INPUT ROWS:
____
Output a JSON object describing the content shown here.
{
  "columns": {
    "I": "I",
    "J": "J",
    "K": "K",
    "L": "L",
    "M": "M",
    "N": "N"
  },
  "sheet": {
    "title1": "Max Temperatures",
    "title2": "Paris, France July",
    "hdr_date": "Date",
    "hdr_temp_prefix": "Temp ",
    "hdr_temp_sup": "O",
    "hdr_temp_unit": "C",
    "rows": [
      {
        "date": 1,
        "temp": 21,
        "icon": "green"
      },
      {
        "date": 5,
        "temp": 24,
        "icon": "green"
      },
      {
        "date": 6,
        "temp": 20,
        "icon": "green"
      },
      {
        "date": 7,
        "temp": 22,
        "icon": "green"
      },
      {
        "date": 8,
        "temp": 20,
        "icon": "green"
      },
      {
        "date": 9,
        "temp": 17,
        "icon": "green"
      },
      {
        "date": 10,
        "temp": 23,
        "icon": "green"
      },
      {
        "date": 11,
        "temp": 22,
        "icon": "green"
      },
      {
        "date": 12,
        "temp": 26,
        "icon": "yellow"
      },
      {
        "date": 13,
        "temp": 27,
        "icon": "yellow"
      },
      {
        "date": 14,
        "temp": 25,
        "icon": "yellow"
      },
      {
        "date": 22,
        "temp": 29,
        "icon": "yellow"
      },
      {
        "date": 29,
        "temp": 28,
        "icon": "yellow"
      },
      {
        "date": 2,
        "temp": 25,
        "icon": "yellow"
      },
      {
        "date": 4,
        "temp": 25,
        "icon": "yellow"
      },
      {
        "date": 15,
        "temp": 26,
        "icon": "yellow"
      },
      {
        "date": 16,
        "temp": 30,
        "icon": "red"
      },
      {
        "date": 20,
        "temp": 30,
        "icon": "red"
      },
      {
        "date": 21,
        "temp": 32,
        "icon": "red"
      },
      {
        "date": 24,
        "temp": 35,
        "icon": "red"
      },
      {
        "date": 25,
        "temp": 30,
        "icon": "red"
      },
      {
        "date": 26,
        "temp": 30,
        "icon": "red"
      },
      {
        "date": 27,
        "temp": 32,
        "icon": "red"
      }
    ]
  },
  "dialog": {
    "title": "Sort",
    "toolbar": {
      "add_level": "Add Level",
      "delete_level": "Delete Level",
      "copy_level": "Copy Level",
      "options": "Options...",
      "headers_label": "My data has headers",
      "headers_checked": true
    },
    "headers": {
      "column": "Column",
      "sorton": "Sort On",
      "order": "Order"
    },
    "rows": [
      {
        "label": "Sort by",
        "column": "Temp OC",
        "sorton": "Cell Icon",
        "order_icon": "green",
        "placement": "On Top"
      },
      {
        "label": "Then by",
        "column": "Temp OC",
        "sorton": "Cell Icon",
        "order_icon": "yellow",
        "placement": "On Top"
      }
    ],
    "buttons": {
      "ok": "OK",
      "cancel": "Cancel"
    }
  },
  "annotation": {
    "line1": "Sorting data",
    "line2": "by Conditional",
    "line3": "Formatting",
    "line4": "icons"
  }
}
____
WHAT YOU NEED TO DO: Pick out the lines containing the string "Level".

WRITTEN SOLUTION:
      "add_level": "Add Level",
      "delete_level": "Delete Level",
      "copy_level": "Copy Level",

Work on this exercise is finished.